• **AIM OF THE TASK**: You are to retype all of the data exactly as it appears.

[Saved data entries]
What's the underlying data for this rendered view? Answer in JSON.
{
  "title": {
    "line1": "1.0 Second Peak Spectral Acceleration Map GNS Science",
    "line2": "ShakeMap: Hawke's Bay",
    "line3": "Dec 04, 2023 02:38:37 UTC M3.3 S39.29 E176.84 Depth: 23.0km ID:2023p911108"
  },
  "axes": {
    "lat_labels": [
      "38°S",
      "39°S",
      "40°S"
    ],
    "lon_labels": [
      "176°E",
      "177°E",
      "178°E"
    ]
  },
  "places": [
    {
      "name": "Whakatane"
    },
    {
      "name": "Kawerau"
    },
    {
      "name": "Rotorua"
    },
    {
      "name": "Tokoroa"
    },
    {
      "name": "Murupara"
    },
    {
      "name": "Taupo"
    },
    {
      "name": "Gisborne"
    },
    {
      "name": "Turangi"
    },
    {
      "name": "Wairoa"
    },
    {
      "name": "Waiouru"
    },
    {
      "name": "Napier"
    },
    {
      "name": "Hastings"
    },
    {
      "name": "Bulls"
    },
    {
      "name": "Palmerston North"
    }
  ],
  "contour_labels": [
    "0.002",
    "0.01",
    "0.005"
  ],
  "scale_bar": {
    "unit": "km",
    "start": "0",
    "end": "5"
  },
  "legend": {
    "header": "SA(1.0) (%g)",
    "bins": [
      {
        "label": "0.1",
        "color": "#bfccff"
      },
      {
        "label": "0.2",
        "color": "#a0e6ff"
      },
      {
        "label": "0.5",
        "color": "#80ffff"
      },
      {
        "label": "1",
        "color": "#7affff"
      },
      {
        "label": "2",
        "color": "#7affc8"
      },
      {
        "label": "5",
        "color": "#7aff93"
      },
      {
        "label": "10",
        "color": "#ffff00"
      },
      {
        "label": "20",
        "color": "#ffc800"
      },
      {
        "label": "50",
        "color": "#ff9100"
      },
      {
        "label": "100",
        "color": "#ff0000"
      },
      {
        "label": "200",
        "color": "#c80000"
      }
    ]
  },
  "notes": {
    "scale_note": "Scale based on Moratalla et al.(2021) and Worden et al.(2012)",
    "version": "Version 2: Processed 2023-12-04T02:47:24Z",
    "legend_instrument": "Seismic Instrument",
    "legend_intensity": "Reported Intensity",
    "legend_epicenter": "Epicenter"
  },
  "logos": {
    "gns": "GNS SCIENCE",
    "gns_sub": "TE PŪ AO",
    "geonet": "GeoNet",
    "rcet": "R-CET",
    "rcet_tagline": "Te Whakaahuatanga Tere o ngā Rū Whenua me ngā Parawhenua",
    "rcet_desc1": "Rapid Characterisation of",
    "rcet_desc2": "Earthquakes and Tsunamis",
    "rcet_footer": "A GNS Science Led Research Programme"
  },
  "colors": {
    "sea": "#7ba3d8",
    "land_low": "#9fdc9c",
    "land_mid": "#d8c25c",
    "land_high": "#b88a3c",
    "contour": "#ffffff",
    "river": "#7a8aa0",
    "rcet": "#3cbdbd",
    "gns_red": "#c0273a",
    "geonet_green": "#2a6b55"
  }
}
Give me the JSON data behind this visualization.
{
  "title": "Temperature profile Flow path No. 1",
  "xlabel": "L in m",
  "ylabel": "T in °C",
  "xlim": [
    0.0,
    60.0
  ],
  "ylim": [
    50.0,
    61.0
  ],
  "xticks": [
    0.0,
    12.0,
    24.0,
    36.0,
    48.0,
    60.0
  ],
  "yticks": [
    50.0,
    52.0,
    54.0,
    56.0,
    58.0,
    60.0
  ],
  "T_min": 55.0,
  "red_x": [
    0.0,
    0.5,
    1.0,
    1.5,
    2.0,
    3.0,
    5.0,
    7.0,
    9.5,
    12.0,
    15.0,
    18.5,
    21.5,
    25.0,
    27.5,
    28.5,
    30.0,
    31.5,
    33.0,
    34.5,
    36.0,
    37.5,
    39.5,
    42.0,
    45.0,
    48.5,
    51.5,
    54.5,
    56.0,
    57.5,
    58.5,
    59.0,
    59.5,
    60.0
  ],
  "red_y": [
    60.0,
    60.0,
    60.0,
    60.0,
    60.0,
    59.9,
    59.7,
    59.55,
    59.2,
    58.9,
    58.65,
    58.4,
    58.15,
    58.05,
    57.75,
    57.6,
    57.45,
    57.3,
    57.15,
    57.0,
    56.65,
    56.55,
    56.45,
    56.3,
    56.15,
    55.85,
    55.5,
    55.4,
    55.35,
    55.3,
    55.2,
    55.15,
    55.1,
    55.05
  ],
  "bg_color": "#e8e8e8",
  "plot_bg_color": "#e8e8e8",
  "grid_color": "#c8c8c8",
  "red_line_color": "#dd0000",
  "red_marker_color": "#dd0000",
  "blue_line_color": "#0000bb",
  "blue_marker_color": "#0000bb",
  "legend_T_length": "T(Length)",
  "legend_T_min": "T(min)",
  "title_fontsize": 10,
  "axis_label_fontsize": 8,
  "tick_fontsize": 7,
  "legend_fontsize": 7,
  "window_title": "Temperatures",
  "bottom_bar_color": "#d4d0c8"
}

• **TASK RESULT**:
What's the underlying data for this rendered view? Answer in JSON.
{
  "title": {
    "line1": "1.0 Second Peak Spectral Acceleration Map GNS Science",
    "line2": "ShakeMap: Hawke's Bay",
    "line3": "Dec 04, 2023 02:38:37 UTC M3.3 S39.29 E176.84 Depth: 23.0km ID:2023p911108"
  },
  "axes": {
    "lat_labels": [
      "38°S",
      "39°S",
      "40°S"
    ],
    "lon_labels": [
      "176°E",
      "177°E",
      "178°E"
    ]
  },
  "places": [
    {
      "name": "Whakatane"
    },
    {
      "name": "Kawerau"
    },
    {
      "name": "Rotorua"
    },
    {
      "name": "Tokoroa"
    },
    {
      "name": "Murupara"
    },
    {
      "name": "Taupo"
    },
    {
      "name": "Gisborne"
    },
    {
      "name": "Turangi"
    },
    {
      "name": "Wairoa"
    },
    {
      "name": "Waiouru"
    },
    {
      "name": "Napier"
    },
    {
      "name": "Hastings"
    },
    {
      "name": "Bulls"
    },
    {
      "name": "Palmerston North"
    }
  ],
  "contour_labels": [
    "0.002",
    "0.01",
    "0.005"
  ],
  "scale_bar": {
    "unit": "km",
    "start": "0",
    "end": "5"
  },
  "legend": {
    "header": "SA(1.0) (%g)",
    "bins": [
      {
        "label": "0.1",
        "color": "#bfccff"
      },
      {
        "label": "0.2",
        "color": "#a0e6ff"
      },
      {
        "label": "0.5",
        "color": "#80ffff"
      },
      {
        "label": "1",
        "color": "#7affff"
      },
      {
        "label": "2",
        "color": "#7affc8"
      },
      {
        "label": "5",
        "color": "#7aff93"
      },
      {
        "label": "10",
        "color": "#ffff00"
      },
      {
        "label": "20",
        "color": "#ffc800"
      },
      {
        "label": "50",
        "color": "#ff9100"
      },
      {
        "label": "100",
        "color": "#ff0000"
      },
      {
        "label": "200",
        "color": "#c80000"
      }
    ]
  },
  "notes": {
    "scale_note": "Scale based on Moratalla et al.(2021) and Worden et al.(2012)",
    "version": "Version 2: Processed 2023-12-04T02:47:24Z",
    "legend_instrument": "Seismic Instrument",
    "legend_intensity": "Reported Intensity",
    "legend_epicenter": "Epicenter"
  },
  "logos": {
    "gns": "GNS SCIENCE",
    "gns_sub": "TE PŪ AO",
    "geonet": "GeoNet",
    "rcet": "R-CET",
    "rcet_tagline": "Te Whakaahuatanga Tere o ngā Rū Whenua me ngā Parawhenua",
    "rcet_desc1": "Rapid Characterisation of",
    "rcet_desc2": "Earthquakes and Tsunamis",
    "rcet_footer": "A GNS Science Led Research Programme"
  },
  "colors": {
    "sea": "#7ba3d8",
    "land_low": "#9fdc9c",
    "land_mid": "#d8c25c",
    "land_high": "#b88a3c",
    "contour": "#ffffff",
    "river": "#7a8aa0",
    "rcet": "#3cbdbd",
    "gns_red": "#c0273a",
    "geonet_green": "#2a6b55"
  }
}
Give me the JSON data behind this visualization.
{
  "title": "Temperature profile Flow path No. 1",
  "xlabel": "L in m",
  "ylabel": "T in °C",
  "xlim": [
    0.0,
    60.0
  ],
  "ylim": [
    50.0,
    61.0
  ],
  "xticks": [
    0.0,
    12.0,
    24.0,
    36.0,
    48.0,
    60.0
  ],
  "yticks": [
    50.0,
    52.0,
    54.0,
    56.0,
    58.0,
    60.0
  ],
  "T_min": 55.0,
  "red_x": [
    0.0,
    0.5,
    1.0,
    1.5,
    2.0,
    3.0,
    5.0,
    7.0,
    9.5,
    12.0,
    15.0,
    18.5,
    21.5,
    25.0,
    27.5,
    28.5,
    30.0,
    31.5,
    33.0,
    34.5,
    36.0,
    37.5,
    39.5,
    42.0,
    45.0,
    48.5,
    51.5,
    54.5,
    56.0,
    57.5,
    58.5,
    59.0,
    59.5,
    60.0
  ],
  "red_y": [
    60.0,
    60.0,
    60.0,
    60.0,
    60.0,
    59.9,
    59.7,
    59.55,
    59.2,
    58.9,
    58.65,
    58.4,
    58.15,
    58.05,
    57.75,
    57.6,
    57.45,
    57.3,
    57.15,
    57.0,
    56.65,
    56.55,
    56.45,
    56.3,
    56.15,
    55.85,
    55.5,
    55.4,
    55.35,
    55.3,
    55.2,
    55.15,
    55.1,
    55.05
  ],
  "bg_color": "#e8e8e8",
  "plot_bg_color": "#e8e8e8",
  "grid_color": "#c8c8c8",
  "red_line_color": "#dd0000",
  "red_marker_color": "#dd0000",
  "blue_line_color": "#0000bb",
  "blue_marker_color": "#0000bb",
  "legend_T_length": "T(Length)",
  "legend_T_min": "T(min)",
  "title_fontsize": 10,
  "axis_label_fontsize": 8,
  "tick_fontsize": 7,
  "legend_fontsize": 7,
  "window_title": "Temperatures",
  "bottom_bar_color": "#d4d0c8"
}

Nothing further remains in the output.